======== Dataset extract

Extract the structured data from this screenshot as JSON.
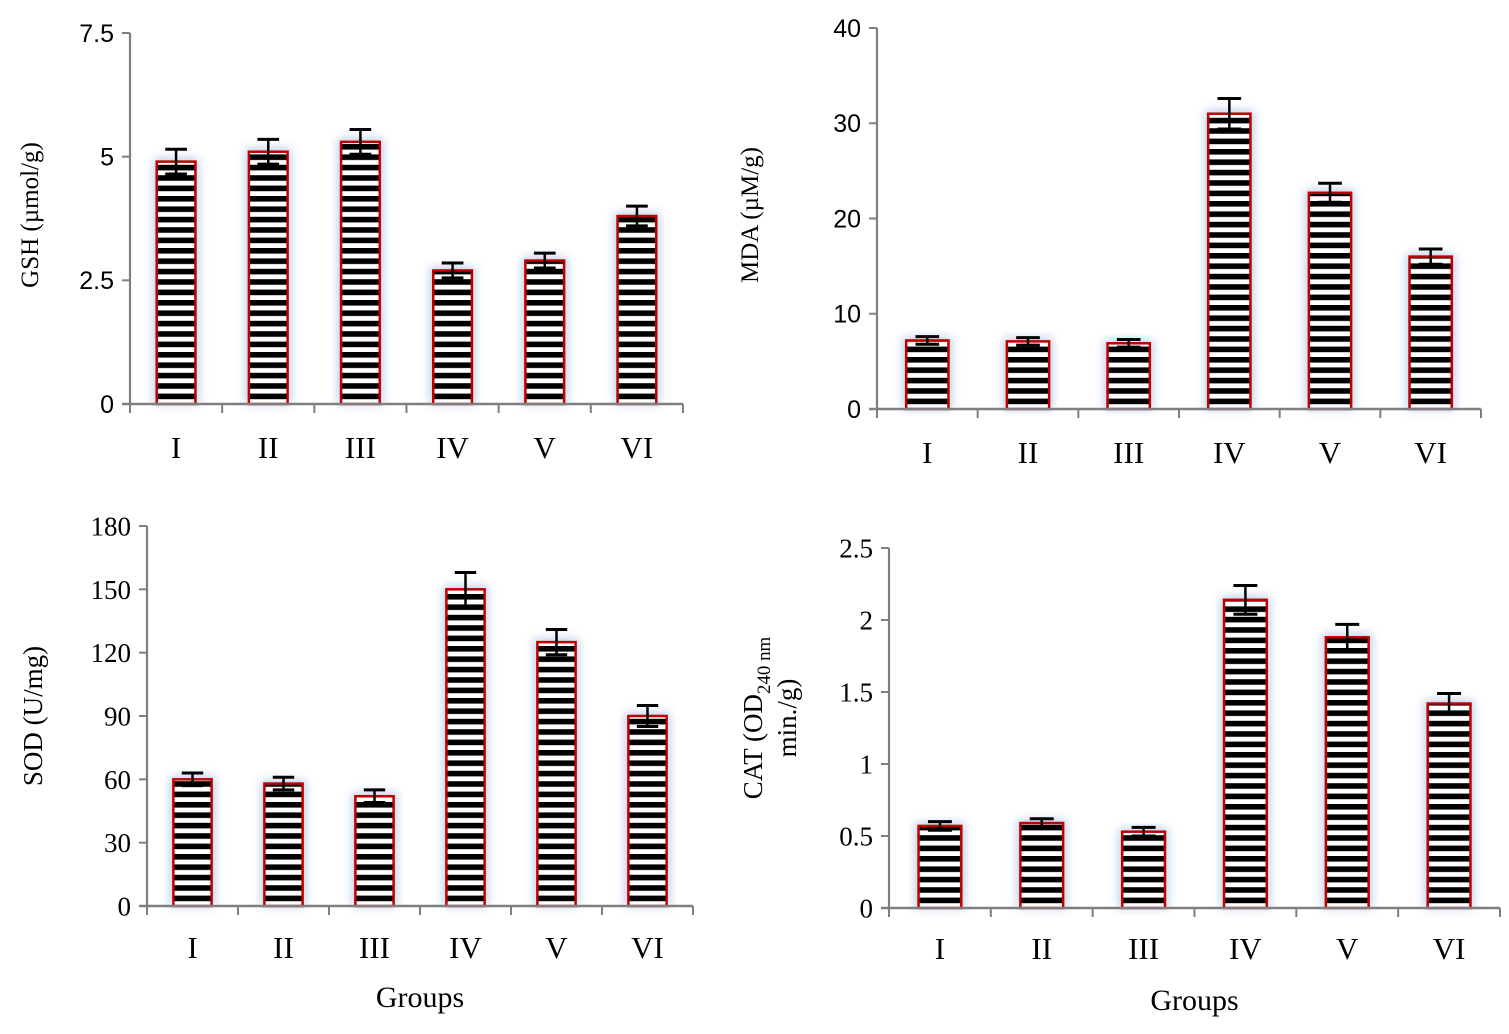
{
  "chart_data": [
    {
      "type": "bar",
      "id": "gsh",
      "title": "",
      "xlabel": "",
      "ylabel": "GSH (µmol/g)",
      "categories": [
        "I",
        "II",
        "III",
        "IV",
        "V",
        "VI"
      ],
      "values": [
        4.9,
        5.1,
        5.3,
        2.7,
        2.9,
        3.8
      ],
      "errors": [
        0.25,
        0.25,
        0.25,
        0.15,
        0.15,
        0.2
      ],
      "ylim": [
        0,
        7.5
      ],
      "yticks": [
        0,
        2.5,
        5,
        7.5
      ],
      "ytick_labels": [
        "0",
        "2.5",
        "5",
        "7.5"
      ],
      "grid": false,
      "legend": "none"
    },
    {
      "type": "bar",
      "id": "mda",
      "title": "",
      "xlabel": "",
      "ylabel": "MDA  (µM/g)",
      "categories": [
        "I",
        "II",
        "III",
        "IV",
        "V",
        "VI"
      ],
      "values": [
        7.2,
        7.1,
        6.9,
        31,
        22.7,
        16
      ],
      "errors": [
        0.4,
        0.4,
        0.4,
        1.6,
        1.0,
        0.8
      ],
      "ylim": [
        0,
        40
      ],
      "yticks": [
        0,
        10,
        20,
        30,
        40
      ],
      "ytick_labels": [
        "0",
        "10",
        "20",
        "30",
        "40"
      ],
      "grid": false,
      "legend": "none"
    },
    {
      "type": "bar",
      "id": "sod",
      "title": "",
      "xlabel": "Groups",
      "ylabel": "SOD (U/mg)",
      "categories": [
        "I",
        "II",
        "III",
        "IV",
        "V",
        "VI"
      ],
      "values": [
        60,
        58,
        52,
        150,
        125,
        90
      ],
      "errors": [
        3,
        3,
        3,
        8,
        6,
        5
      ],
      "ylim": [
        0,
        180
      ],
      "yticks": [
        0,
        30,
        60,
        90,
        120,
        150,
        180
      ],
      "ytick_labels": [
        "0",
        "30",
        "60",
        "90",
        "120",
        "150",
        "180"
      ],
      "grid": false,
      "legend": "none"
    },
    {
      "type": "bar",
      "id": "cat",
      "title": "",
      "xlabel": "Groups",
      "ylabel": "CAT (OD240 nm min./g)",
      "ylabel_parts": {
        "main": "CAT (OD",
        "subscript": "240 nm",
        "line2": "min./g)"
      },
      "categories": [
        "I",
        "II",
        "III",
        "IV",
        "V",
        "VI"
      ],
      "values": [
        0.57,
        0.59,
        0.53,
        2.14,
        1.88,
        1.42
      ],
      "errors": [
        0.03,
        0.03,
        0.03,
        0.1,
        0.09,
        0.07
      ],
      "ylim": [
        0,
        2.5
      ],
      "yticks": [
        0,
        0.5,
        1,
        1.5,
        2,
        2.5
      ],
      "ytick_labels": [
        "0",
        "0.5",
        "1",
        "1.5",
        "2",
        "2.5"
      ],
      "grid": false,
      "legend": "none"
    }
  ],
  "style": {
    "bar_outline": "#c00000",
    "bar_stripe_dark": "#000000",
    "bar_stripe_light": "#ffffff",
    "bar_glow": "#9db9e0",
    "axis_color": "#7f7f7f",
    "error_bar_color": "#000000",
    "text_color": "#000000"
  }
}
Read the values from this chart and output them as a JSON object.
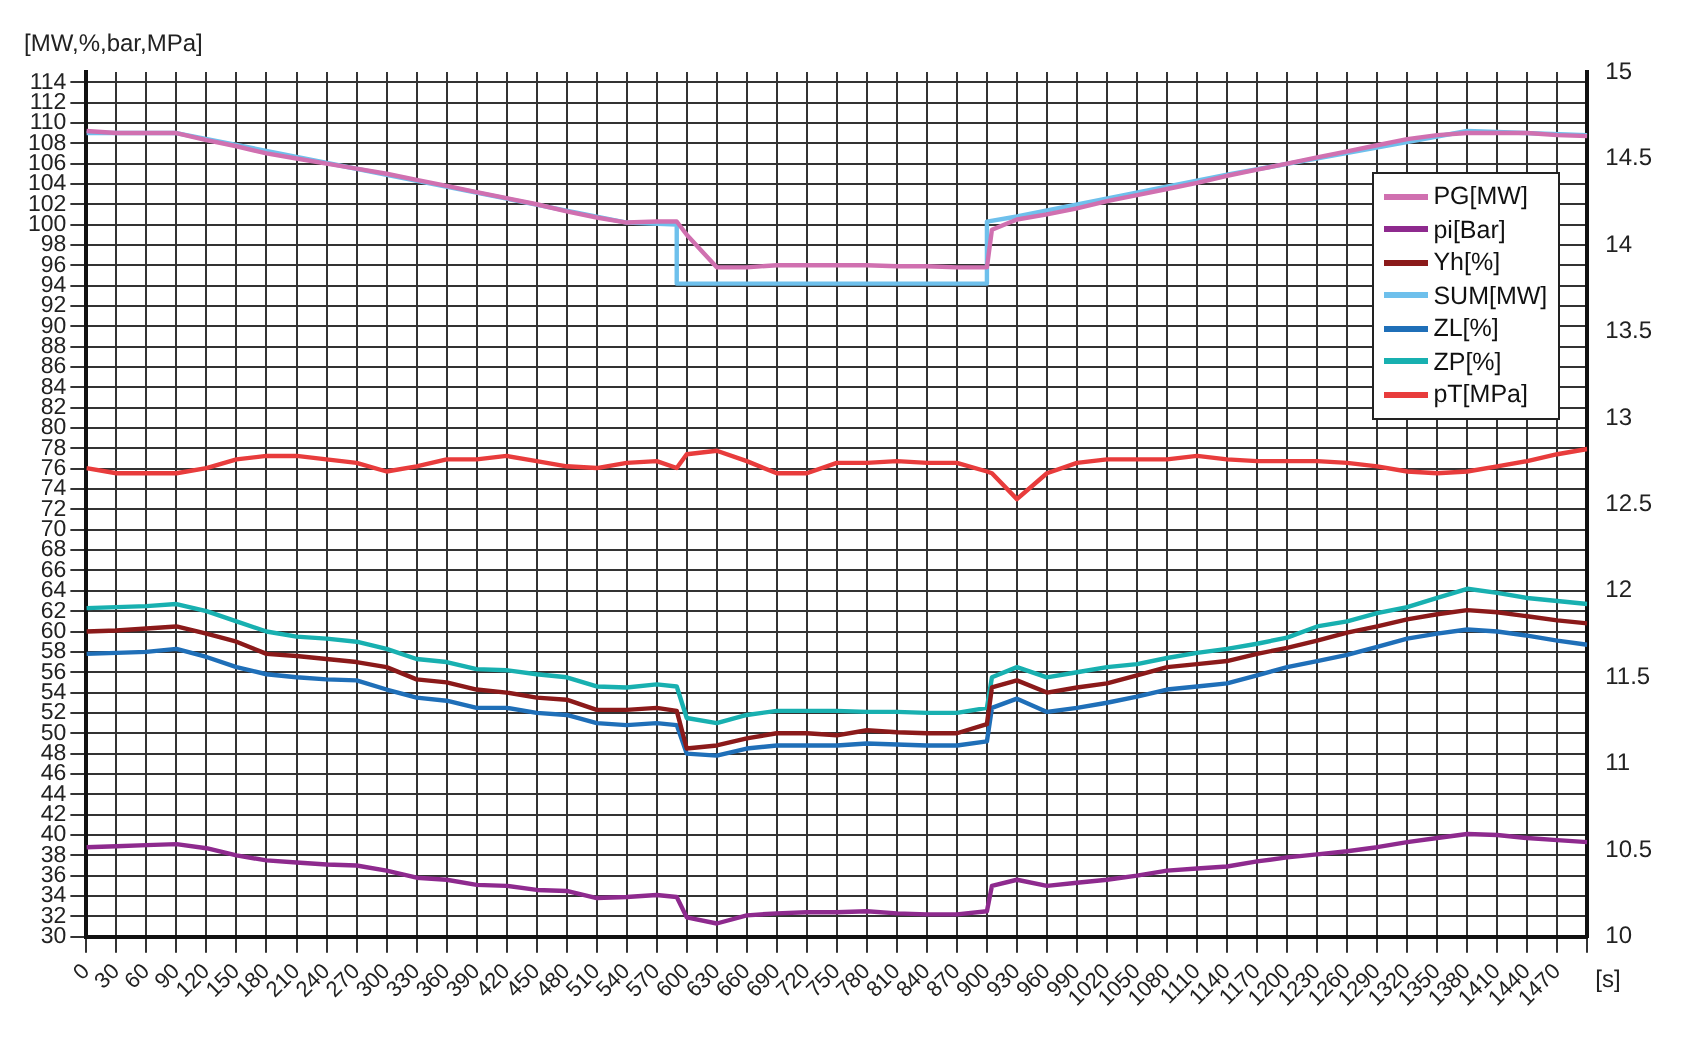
{
  "chart_data": {
    "type": "line",
    "ylabel": "[MW,%,bar,MPa]",
    "xlabel": "[s]",
    "x": [
      0,
      30,
      60,
      90,
      120,
      150,
      180,
      210,
      240,
      270,
      300,
      330,
      360,
      390,
      420,
      450,
      480,
      510,
      540,
      570,
      590,
      600,
      630,
      660,
      690,
      720,
      750,
      780,
      810,
      840,
      870,
      900,
      905,
      930,
      960,
      990,
      1020,
      1050,
      1080,
      1110,
      1140,
      1170,
      1200,
      1230,
      1260,
      1290,
      1320,
      1350,
      1380,
      1410,
      1440,
      1470,
      1500
    ],
    "series": [
      {
        "name": "PG[MW]",
        "color": "#d070b0",
        "values": [
          109.2,
          109,
          109,
          109,
          108.3,
          107.7,
          107,
          106.5,
          106,
          105.5,
          105,
          104.4,
          103.8,
          103.2,
          102.6,
          102,
          101.3,
          100.7,
          100.2,
          100.3,
          100.3,
          99,
          95.8,
          95.8,
          96,
          96,
          96,
          96,
          95.9,
          95.9,
          95.8,
          95.8,
          99.5,
          100.5,
          101,
          101.6,
          102.3,
          102.9,
          103.5,
          104.1,
          104.8,
          105.4,
          106,
          106.6,
          107.2,
          107.8,
          108.4,
          108.8,
          109,
          109,
          109,
          108.8,
          108.7
        ]
      },
      {
        "name": "pi[Bar]",
        "color": "#8e2a8e",
        "values": [
          38.8,
          38.9,
          39,
          39.1,
          38.7,
          38,
          37.5,
          37.3,
          37.1,
          37,
          36.5,
          35.8,
          35.6,
          35.1,
          35,
          34.6,
          34.5,
          33.8,
          33.9,
          34.1,
          33.9,
          31.9,
          31.3,
          32.1,
          32.3,
          32.4,
          32.4,
          32.5,
          32.3,
          32.2,
          32.2,
          32.5,
          35,
          35.6,
          35,
          35.3,
          35.6,
          36,
          36.5,
          36.7,
          36.9,
          37.4,
          37.8,
          38.1,
          38.4,
          38.8,
          39.3,
          39.7,
          40.1,
          40,
          39.7,
          39.5,
          39.3
        ]
      },
      {
        "name": "Yh[%]",
        "color": "#8b1a1a",
        "values": [
          60,
          60.1,
          60.3,
          60.5,
          59.8,
          59,
          57.8,
          57.6,
          57.3,
          57,
          56.5,
          55.3,
          55,
          54.3,
          54,
          53.5,
          53.3,
          52.3,
          52.3,
          52.5,
          52.2,
          48.5,
          48.8,
          49.5,
          50,
          50,
          49.8,
          50.3,
          50.1,
          50,
          50,
          50.9,
          54.5,
          55.2,
          54,
          54.5,
          54.9,
          55.7,
          56.5,
          56.8,
          57.1,
          57.8,
          58.4,
          59.1,
          59.9,
          60.5,
          61.2,
          61.7,
          62.1,
          61.9,
          61.5,
          61.1,
          60.8
        ]
      },
      {
        "name": "SUM[MW]",
        "color": "#6ec0ec",
        "x": [
          0,
          90,
          300,
          540,
          590,
          590,
          900,
          900,
          930,
          1140,
          1380,
          1500
        ],
        "values": [
          109,
          109,
          104.9,
          100.2,
          100,
          94.2,
          94.2,
          100.3,
          100.8,
          104.9,
          109.2,
          108.8
        ]
      },
      {
        "name": "ZL[%]",
        "color": "#1f6fb8",
        "values": [
          57.8,
          57.9,
          58,
          58.3,
          57.5,
          56.5,
          55.8,
          55.5,
          55.3,
          55.2,
          54.3,
          53.5,
          53.2,
          52.5,
          52.5,
          52,
          51.8,
          51,
          50.8,
          51,
          50.8,
          48,
          47.8,
          48.5,
          48.8,
          48.8,
          48.8,
          49,
          48.9,
          48.8,
          48.8,
          49.2,
          52.5,
          53.4,
          52.1,
          52.5,
          53,
          53.6,
          54.3,
          54.6,
          54.9,
          55.7,
          56.5,
          57.1,
          57.7,
          58.5,
          59.3,
          59.8,
          60.2,
          60,
          59.6,
          59.1,
          58.7
        ]
      },
      {
        "name": "ZP[%]",
        "color": "#18b0b0",
        "values": [
          62.3,
          62.4,
          62.5,
          62.7,
          62,
          61,
          60,
          59.5,
          59.3,
          59,
          58.3,
          57.3,
          57,
          56.3,
          56.2,
          55.8,
          55.5,
          54.6,
          54.5,
          54.8,
          54.6,
          51.5,
          51,
          51.8,
          52.2,
          52.2,
          52.2,
          52.1,
          52.1,
          52,
          52,
          52.5,
          55.5,
          56.5,
          55.5,
          56,
          56.5,
          56.8,
          57.4,
          57.9,
          58.3,
          58.8,
          59.4,
          60.5,
          61,
          61.8,
          62.4,
          63.3,
          64.2,
          63.8,
          63.3,
          63,
          62.7
        ]
      },
      {
        "name": "pT[MPa]",
        "color": "#e83c3c",
        "axis": "y2",
        "values": [
          12.71,
          12.68,
          12.68,
          12.68,
          12.71,
          12.76,
          12.78,
          12.78,
          12.76,
          12.74,
          12.69,
          12.72,
          12.76,
          12.76,
          12.78,
          12.75,
          12.72,
          12.71,
          12.74,
          12.75,
          12.71,
          12.79,
          12.81,
          12.75,
          12.68,
          12.68,
          12.74,
          12.74,
          12.75,
          12.74,
          12.74,
          12.69,
          12.68,
          12.53,
          12.68,
          12.74,
          12.76,
          12.76,
          12.76,
          12.78,
          12.76,
          12.75,
          12.75,
          12.75,
          12.74,
          12.72,
          12.69,
          12.68,
          12.69,
          12.72,
          12.75,
          12.79,
          12.82
        ]
      }
    ],
    "xlim": [
      0,
      1500
    ],
    "xticks": [
      0,
      30,
      60,
      90,
      120,
      150,
      180,
      210,
      240,
      270,
      300,
      330,
      360,
      390,
      420,
      450,
      480,
      510,
      540,
      570,
      600,
      630,
      660,
      690,
      720,
      750,
      780,
      810,
      840,
      870,
      900,
      930,
      960,
      990,
      1020,
      1050,
      1080,
      1110,
      1140,
      1170,
      1200,
      1230,
      1260,
      1290,
      1320,
      1350,
      1380,
      1410,
      1440,
      1470,
      {
        "value": 1500,
        "label": null
      }
    ],
    "ylim": [
      30,
      115
    ],
    "yticks": [
      30,
      32,
      34,
      36,
      38,
      40,
      42,
      44,
      46,
      48,
      50,
      52,
      54,
      56,
      58,
      60,
      62,
      64,
      66,
      68,
      70,
      72,
      74,
      76,
      78,
      80,
      82,
      84,
      86,
      88,
      90,
      92,
      94,
      96,
      98,
      100,
      102,
      104,
      106,
      108,
      110,
      112,
      114
    ],
    "y2lim": [
      10,
      15
    ],
    "y2ticks": [
      10,
      10.5,
      11,
      11.5,
      12,
      12.5,
      13,
      13.5,
      14,
      14.5,
      15
    ],
    "grid": true,
    "legend": "top right",
    "line_style": "solid"
  }
}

================

__To be done__. Identify the lines above with the word "from". Copy them.

__Reply to the task__.
Extract the structured data from this screenshot as JSON.
Read the values from this chart and output them as a JSON object.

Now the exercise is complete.